§ WHAT YOU SHOULD DO: Check every line of the data below for the string "color", and copy the ones that hold it.

§ INPUT:
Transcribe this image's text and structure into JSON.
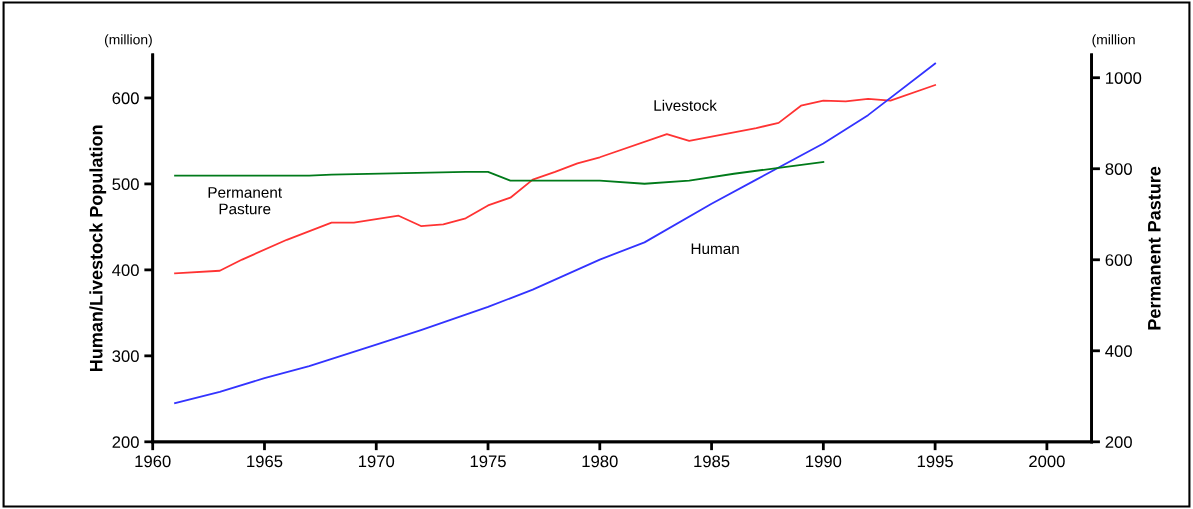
{
  "chart_data": {
    "type": "line",
    "ylabel": "Human/Livestock Population",
    "y2label": "Permanent Pasture",
    "annotations": [
      "(million)",
      "(million"
    ],
    "xlim": [
      1960,
      2002
    ],
    "xticks": [
      1960,
      1965,
      1970,
      1975,
      1980,
      1985,
      1990,
      1995,
      2000
    ],
    "ylim": [
      200,
      650
    ],
    "yticks": [
      200,
      300,
      400,
      500,
      600
    ],
    "y2lim": [
      200,
      1050
    ],
    "y2ticks": [
      200,
      400,
      600,
      800,
      1000
    ],
    "grid": false,
    "legend": false,
    "marker": "none",
    "line_style": "solid",
    "series": [
      {
        "name": "Livestock",
        "color": "#ff3333",
        "x": [
          1961,
          1963,
          1964,
          1966,
          1968,
          1969,
          1971,
          1972,
          1973,
          1974,
          1975,
          1976,
          1977,
          1978,
          1979,
          1980,
          1983,
          1984,
          1985,
          1987,
          1988,
          1989,
          1990,
          1991,
          1992,
          1993,
          1995
        ],
        "values": [
          396,
          399,
          412,
          435,
          455,
          455,
          463,
          451,
          453,
          460,
          475,
          484,
          505,
          514,
          524,
          531,
          558,
          550,
          555,
          565,
          571,
          591,
          597,
          596,
          599,
          597,
          615
        ]
      },
      {
        "name": "Human",
        "color": "#3333ff",
        "x": [
          1961,
          1963,
          1965,
          1967,
          1970,
          1972,
          1975,
          1977,
          1980,
          1982,
          1985,
          1987,
          1990,
          1992,
          1995
        ],
        "values": [
          245,
          258,
          274,
          288,
          313,
          330,
          357,
          377,
          412,
          432,
          477,
          505,
          547,
          580,
          640
        ]
      },
      {
        "name": "Permanent\nPasture",
        "color": "#007a1a",
        "axis": "y2",
        "x": [
          1961,
          1967,
          1968,
          1974,
          1975,
          1976,
          1978,
          1980,
          1982,
          1984,
          1986,
          1988,
          1990
        ],
        "values": [
          785,
          785,
          787,
          793,
          793,
          774,
          774,
          774,
          767,
          774,
          789,
          802,
          815
        ]
      }
    ]
  }
}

§ SOLUTION FOR THIS EXERCISE:
        "color": "#ff3333",
        "color": "#3333ff",
        "color": "#007a1a",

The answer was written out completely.